▶ _Dataset records_:
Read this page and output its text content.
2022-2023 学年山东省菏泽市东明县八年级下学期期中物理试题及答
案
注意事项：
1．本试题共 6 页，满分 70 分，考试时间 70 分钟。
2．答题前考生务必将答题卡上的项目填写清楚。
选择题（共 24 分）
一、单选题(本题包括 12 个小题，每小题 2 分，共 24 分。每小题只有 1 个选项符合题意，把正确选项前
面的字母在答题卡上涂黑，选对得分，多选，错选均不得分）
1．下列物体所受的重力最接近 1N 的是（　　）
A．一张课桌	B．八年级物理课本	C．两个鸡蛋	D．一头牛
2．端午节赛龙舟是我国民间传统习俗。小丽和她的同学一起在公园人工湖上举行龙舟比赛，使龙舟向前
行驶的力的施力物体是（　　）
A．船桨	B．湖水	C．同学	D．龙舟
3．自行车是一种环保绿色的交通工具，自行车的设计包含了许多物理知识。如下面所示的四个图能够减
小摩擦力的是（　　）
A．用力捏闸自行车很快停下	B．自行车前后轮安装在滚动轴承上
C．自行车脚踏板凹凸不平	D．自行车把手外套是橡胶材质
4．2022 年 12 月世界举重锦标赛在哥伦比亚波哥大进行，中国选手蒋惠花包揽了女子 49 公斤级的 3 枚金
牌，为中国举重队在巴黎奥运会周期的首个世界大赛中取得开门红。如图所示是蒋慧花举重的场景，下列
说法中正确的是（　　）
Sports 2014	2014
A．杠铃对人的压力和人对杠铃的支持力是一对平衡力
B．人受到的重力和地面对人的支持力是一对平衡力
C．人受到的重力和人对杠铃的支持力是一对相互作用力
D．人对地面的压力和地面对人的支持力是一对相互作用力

▶ _Required work_: Go through the records above and retype each one exactly.

▶ _Reply_:
Read this page and output its text content.
2022-2023 学年山东省菏泽市东明县八年级下学期期中物理试题及答
案
注意事项：
1．本试题共 6 页，满分 70 分，考试时间 70 分钟。
2．答题前考生务必将答题卡上的项目填写清楚。
选择题（共 24 分）
一、单选题(本题包括 12 个小题，每小题 2 分，共 24 分。每小题只有 1 个选项符合题意，把正确选项前
面的字母在答题卡上涂黑，选对得分，多选，错选均不得分）
1．下列物体所受的重力最接近 1N 的是（　　）
A．一张课桌	B．八年级物理课本	C．两个鸡蛋	D．一头牛
2．端午节赛龙舟是我国民间传统习俗。小丽和她的同学一起在公园人工湖上举行龙舟比赛，使龙舟向前
行驶的力的施力物体是（　　）
A．船桨	B．湖水	C．同学	D．龙舟
3．自行车是一种环保绿色的交通工具，自行车的设计包含了许多物理知识。如下面所示的四个图能够减
小摩擦力的是（　　）
A．用力捏闸自行车很快停下	B．自行车前后轮安装在滚动轴承上
C．自行车脚踏板凹凸不平	D．自行车把手外套是橡胶材质
4．2022 年 12 月世界举重锦标赛在哥伦比亚波哥大进行，中国选手蒋惠花包揽了女子 49 公斤级的 3 枚金
牌，为中国举重队在巴黎奥运会周期的首个世界大赛中取得开门红。如图所示是蒋慧花举重的场景，下列
说法中正确的是（　　）
Sports 2014	2014
A．杠铃对人的压力和人对杠铃的支持力是一对平衡力
B．人受到的重力和地面对人的支持力是一对平衡力
C．人受到的重力和人对杠铃的支持力是一对相互作用力
D．人对地面的压力和地面对人的支持力是一对相互作用力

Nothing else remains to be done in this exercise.